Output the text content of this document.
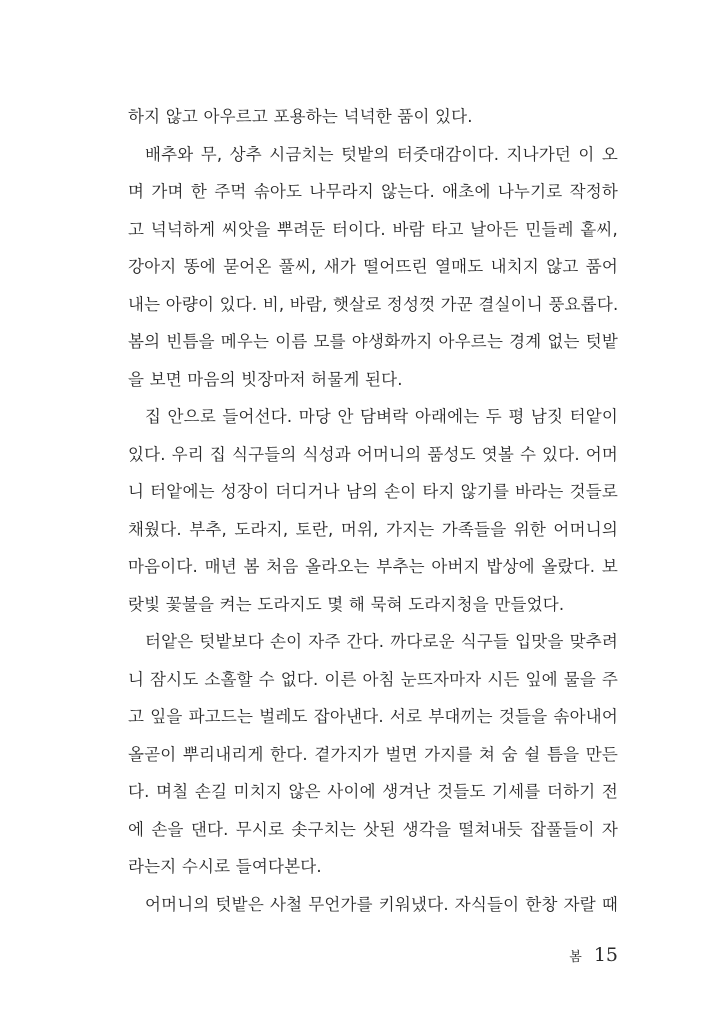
하지 않고 아우르고 포용하는 넉넉한 품이 있다.
배추와 무, 상추 시금치는 텃밭의 터줏대감이다. 지나가던 이 오
며 가며 한 주먹 솎아도 나무라지 않는다. 애초에 나누기로 작정하
고 넉넉하게 씨앗을 뿌려둔 터이다. 바람 타고 날아든 민들레 홑씨,
강아지 똥에 묻어온 풀씨, 새가 떨어뜨린 열매도 내치지 않고 품어
내는 아량이 있다. 비, 바람, 햇살로 정성껏 가꾼 결실이니 풍요롭다.
봄의 빈틈을 메우는 이름 모를 야생화까지 아우르는 경계 없는 텃밭
을 보면 마음의 빗장마저 허물게 된다.
집 안으로 들어선다. 마당 안 담벼락 아래에는 두 평 남짓 터앝이
있다. 우리 집 식구들의 식성과 어머니의 품성도 엿볼 수 있다. 어머
니 터앝에는 성장이 더디거나 남의 손이 타지 않기를 바라는 것들로
채웠다. 부추, 도라지, 토란, 머위, 가지는 가족들을 위한 어머니의
마음이다. 매년 봄 처음 올라오는 부추는 아버지 밥상에 올랐다. 보
랏빛 꽃불을 켜는 도라지도 몇 해 묵혀 도라지청을 만들었다.
터앝은 텃밭보다 손이 자주 간다. 까다로운 식구들 입맛을 맞추려
니 잠시도 소홀할 수 없다. 이른 아침 눈뜨자마자 시든 잎에 물을 주
고 잎을 파고드는 벌레도 잡아낸다. 서로 부대끼는 것들을 솎아내어
올곧이 뿌리내리게 한다. 곁가지가 벌면 가지를 쳐 숨 쉴 틈을 만든
다. 며칠 손길 미치지 않은 사이에 생겨난 것들도 기세를 더하기 전
에 손을 댄다. 무시로 솟구치는 삿된 생각을 떨쳐내듯 잡풀들이 자
라는지 수시로 들여다본다.
어머니의 텃밭은 사철 무언가를 키워냈다. 자식들이 한창 자랄 때
봄 15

......

▸ **The problem**
Gather up every line in the data above that contains the word "어머니의", copying each one.

▸ **Answer to this task**
있다. 우리 집 식구들의 식성과 어머니의 품성도 엿볼 수 있다. 어머
채웠다. 부추, 도라지, 토란, 머위, 가지는 가족들을 위한 어머니의
어머니의 텃밭은 사철 무언가를 키워냈다. 자식들이 한창 자랄 때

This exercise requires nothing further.